» Aim of the task
What is the count of lines in the listing below that hold the string "Done"? Reply with that number alone.

(Extracted data entries)
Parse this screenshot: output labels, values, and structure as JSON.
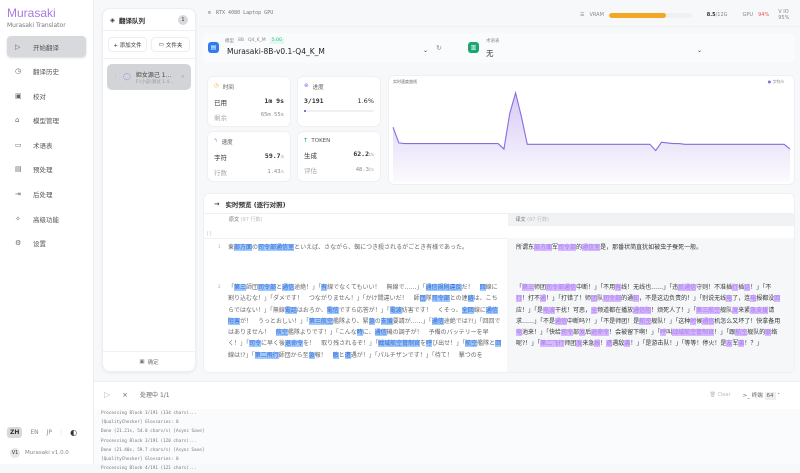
{
  "app": {
    "title": "Murasaki",
    "subtitle": "Murasaki Translator",
    "version_badge": "V1",
    "version": "Murasaki v1.0.0"
  },
  "sidebar": {
    "items": [
      {
        "label": "开始翻译",
        "icon": "play-icon",
        "active": true
      },
      {
        "label": "翻译历史",
        "icon": "clock-icon"
      },
      {
        "label": "校对",
        "icon": "clipboard-check-icon"
      },
      {
        "label": "模型管理",
        "icon": "box-icon"
      },
      {
        "label": "术语表",
        "icon": "book-icon"
      },
      {
        "label": "预处理",
        "icon": "file-icon"
      },
      {
        "label": "后处理",
        "icon": "file-export-icon"
      },
      {
        "label": "高级功能",
        "icon": "sparkles-icon"
      },
      {
        "label": "设置",
        "icon": "gear-icon"
      }
    ],
    "languages": [
      "ZH",
      "EN",
      "JP"
    ],
    "active_language": "ZH"
  },
  "queue": {
    "title": "翻译队列",
    "count": "1",
    "add_file": "+ 添加文件",
    "add_folder": "文件夹",
    "items": [
      {
        "name": "妲女源己 1...",
        "path": "F:\\小说\\测试 1.4..."
      }
    ],
    "footer": "确定"
  },
  "topbar": {
    "gpu": "RTX 4080 Laptop GPU",
    "vram_label": "VRAM",
    "vram_used": "8.5",
    "vram_total": "/12G",
    "vram_fraction": 0.69,
    "gpu_label": "GPU",
    "gpu_value": "94%",
    "vio": "V IO 95%",
    "accent": "#f2a825"
  },
  "model": {
    "label": "模型",
    "tags": [
      "8B",
      "Q4_K_M",
      "5.0G"
    ],
    "name": "Murasaki-8B-v0.1-Q4_K_M",
    "glossary_label": "术语表",
    "glossary_value": "无"
  },
  "stats": {
    "time": {
      "title": "时间",
      "elapsed_label": "已用",
      "elapsed": "1m 9s",
      "remaining_label": "剩余",
      "remaining": "65m 55s"
    },
    "progress": {
      "title": "进度",
      "count": "3/191",
      "percent": "1.6%",
      "fraction": 0.016
    },
    "speed": {
      "title": "速度",
      "chars_label": "字符",
      "chars": "59.7",
      "chars_unit": "/s",
      "lines_label": "行数",
      "lines": "1.43",
      "lines_unit": "/s"
    },
    "token": {
      "title": "TOKEN",
      "gen_label": "生成",
      "gen": "62.2",
      "gen_unit": "t/s",
      "eval_label": "评估",
      "eval": "48.3",
      "eval_unit": "t/s"
    }
  },
  "chart_data": {
    "type": "area",
    "title": "实时速度曲线",
    "legend": "字符/s",
    "color": "#8b6ae0",
    "values": [
      80,
      57,
      56,
      56,
      56,
      56,
      56,
      56,
      56,
      56,
      56,
      56,
      56,
      56,
      56,
      56,
      56,
      56,
      56,
      48,
      100,
      130,
      95,
      55,
      55,
      55,
      55,
      55,
      55,
      55,
      55,
      55,
      55,
      55,
      55,
      55,
      55,
      55,
      55,
      55,
      55,
      55,
      55,
      55,
      55,
      46,
      58,
      57,
      56,
      56,
      55,
      55,
      55,
      55,
      55,
      55,
      55,
      55,
      55,
      55,
      55,
      55,
      55,
      55,
      55,
      55,
      55,
      55,
      48
    ]
  },
  "preview": {
    "title": "实时预览 (逐行对照)",
    "src_label": "原文",
    "src_sub": "(97 行数)",
    "tgt_label": "译文",
    "tgt_sub": "(97 行数)",
    "marker": "[ ]",
    "src": [
      [
        [
          "東"
        ],
        [
          "部方面",
          "b"
        ],
        [
          "の"
        ],
        [
          "司令部通信室",
          "b"
        ],
        [
          "といえば、さながら、蜘につき殺されるがごとき有様であった。"
        ]
      ],
      [
        [
          "「"
        ],
        [
          "第三",
          "b"
        ],
        [
          "師団"
        ],
        [
          "司令部",
          "b"
        ],
        [
          "と"
        ],
        [
          "通信",
          "b"
        ],
        [
          "途絶！」「"
        ],
        [
          "有",
          "b"
        ],
        [
          "線でなくてもいい！　無線で……」「"
        ],
        [
          "通信",
          "b"
        ],
        [
          "規則違反",
          "b"
        ],
        [
          "だ！　"
        ],
        [
          "回",
          "b"
        ],
        [
          "線に割り込むな！」「ダメです！　つながりません！」「かけ間違いだ！　師"
        ],
        [
          "団",
          "b"
        ],
        [
          "隊"
        ],
        [
          "司令部",
          "b"
        ],
        [
          "との連"
        ],
        [
          "絡",
          "b"
        ],
        [
          "は、こちらではない！」「無線"
        ],
        [
          "電話",
          "b"
        ],
        [
          "はおろか、"
        ],
        [
          "電信",
          "b"
        ],
        [
          "ですら応答が！」「"
        ],
        [
          "電波",
          "b"
        ],
        [
          "妨害です！　くそっ、"
        ],
        [
          "全回",
          "b"
        ],
        [
          "線に"
        ],
        [
          "通信阻害",
          "b"
        ],
        [
          "が！　うっとおしい！」「"
        ],
        [
          "第三航空",
          "b"
        ],
        [
          "艦隊より、緊"
        ],
        [
          "急",
          "b"
        ],
        [
          "の"
        ],
        [
          "支援",
          "b"
        ],
        [
          "要請が……」「"
        ],
        [
          "通信",
          "b"
        ],
        [
          "途絶では?!」「回回ではありません！　"
        ],
        [
          "航空",
          "b"
        ],
        [
          "艦隊よりです！」「こんな"
        ],
        [
          "時",
          "b"
        ],
        [
          "に、"
        ],
        [
          "通信",
          "b"
        ],
        [
          "機の調子が！　予備のバッテリーを早く！」「"
        ],
        [
          "司令",
          "b"
        ],
        [
          "に早く後"
        ],
        [
          "退",
          "b"
        ],
        [
          "命令",
          "b"
        ],
        [
          "を！　取り残されるぞ！」「"
        ],
        [
          "戦域航空管制官",
          "b"
        ],
        [
          "を"
        ],
        [
          "呼",
          "b"
        ],
        [
          "び出せ！」「"
        ],
        [
          "航空",
          "b"
        ],
        [
          "艦隊と"
        ],
        [
          "回",
          "b"
        ],
        [
          "線は!?」「"
        ],
        [
          "第二飛行",
          "b"
        ],
        [
          "師団から至"
        ],
        [
          "急",
          "b"
        ],
        [
          "報！　"
        ],
        [
          "敵",
          "b"
        ],
        [
          "と"
        ],
        [
          "遭",
          "b"
        ],
        [
          "遇が！」「パルチザンです！」「待て！　撃つのを"
        ]
      ]
    ],
    "tgt": [
      [
        [
          "所谓东"
        ],
        [
          "部方面",
          "p"
        ],
        [
          "军"
        ],
        [
          "司令部",
          "p"
        ],
        [
          "的"
        ],
        [
          "通信室",
          "p"
        ],
        [
          "是，那番状简直犹如被虫子蚕死一般。"
        ]
      ],
      [
        [
          "「"
        ],
        [
          "第三",
          "p"
        ],
        [
          "师团"
        ],
        [
          "司令部通信",
          "p"
        ],
        [
          "中断！」「不用"
        ],
        [
          "有",
          "p"
        ],
        [
          "线！无线也……」「违"
        ],
        [
          "反通信",
          "p"
        ],
        [
          "守则！不准插"
        ],
        [
          "行",
          "p"
        ],
        [
          "插"
        ],
        [
          "话",
          "p"
        ],
        [
          "！」「不"
        ],
        [
          "行",
          "p"
        ],
        [
          "！打不"
        ],
        [
          "通",
          "p"
        ],
        [
          "！」「打错了！师"
        ],
        [
          "团",
          "p"
        ],
        [
          "队"
        ],
        [
          "司令部",
          "p"
        ],
        [
          "的通"
        ],
        [
          "知",
          "p"
        ],
        [
          "，不是这边负责的！」「别说无线"
        ],
        [
          "电",
          "p"
        ],
        [
          "了，连"
        ],
        [
          "电",
          "p"
        ],
        [
          "报都没"
        ],
        [
          "回",
          "p"
        ],
        [
          "应！」「是"
        ],
        [
          "电波",
          "p"
        ],
        [
          "干扰！可恶，"
        ],
        [
          "全",
          "p"
        ],
        [
          "频道都在播放"
        ],
        [
          "通信阻",
          "p"
        ],
        [
          "！烦死人了！」「"
        ],
        [
          "第三航空",
          "p"
        ],
        [
          "舰队"
        ],
        [
          "发",
          "p"
        ],
        [
          "来紧"
        ],
        [
          "急支援",
          "p"
        ],
        [
          "请求……」「不是"
        ],
        [
          "通信",
          "p"
        ],
        [
          "中断吗?！」「不是师团！是"
        ],
        [
          "航空",
          "p"
        ],
        [
          "舰队！」「这种"
        ],
        [
          "时",
          "p"
        ],
        [
          "候"
        ],
        [
          "通信",
          "p"
        ],
        [
          "机怎么又坏了！快拿备用"
        ],
        [
          "电",
          "p"
        ],
        [
          "池来！」「快给"
        ],
        [
          "司令",
          "p"
        ],
        [
          "部"
        ],
        [
          "发",
          "p"
        ],
        [
          "后"
        ],
        [
          "退命令",
          "p"
        ],
        [
          "！会被留下啊！」「"
        ],
        [
          "呼",
          "p"
        ],
        [
          "叫"
        ],
        [
          "战域航空管制官",
          "p"
        ],
        [
          "！」「跟"
        ],
        [
          "航空",
          "p"
        ],
        [
          "舰队的"
        ],
        [
          "联",
          "p"
        ],
        [
          "络呢?！」「"
        ],
        [
          "第二飞行",
          "p"
        ],
        [
          "师团"
        ],
        [
          "发",
          "p"
        ],
        [
          "来急"
        ],
        [
          "报",
          "p"
        ],
        [
          "！"
        ],
        [
          "遭",
          "p"
        ],
        [
          "遇敌"
        ],
        [
          "袭",
          "p"
        ],
        [
          "！」「是游击队！」「等等！停火！是"
        ],
        [
          "友",
          "p"
        ],
        [
          "军"
        ],
        [
          "袭",
          "p"
        ],
        [
          "！？」"
        ]
      ]
    ]
  },
  "bottom": {
    "status": "处理中 1/1",
    "clear": "Clear",
    "console": "终端",
    "console_count": "64",
    "log": [
      "Processing Block 3/191 (134 chars)...",
      "[QualityChecker] Glossaries: 0",
      "Done (21.21s, 54.0 chars/s) [Async Save]",
      "Processing Block 3/191 (120 chars)...",
      "Done (21.40s, 59.7 chars/s) [Async Save]",
      "[QualityChecker] Glossaries: 0",
      "Processing Block 4/191 (121 chars)..."
    ]
  }
}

» Finished task
2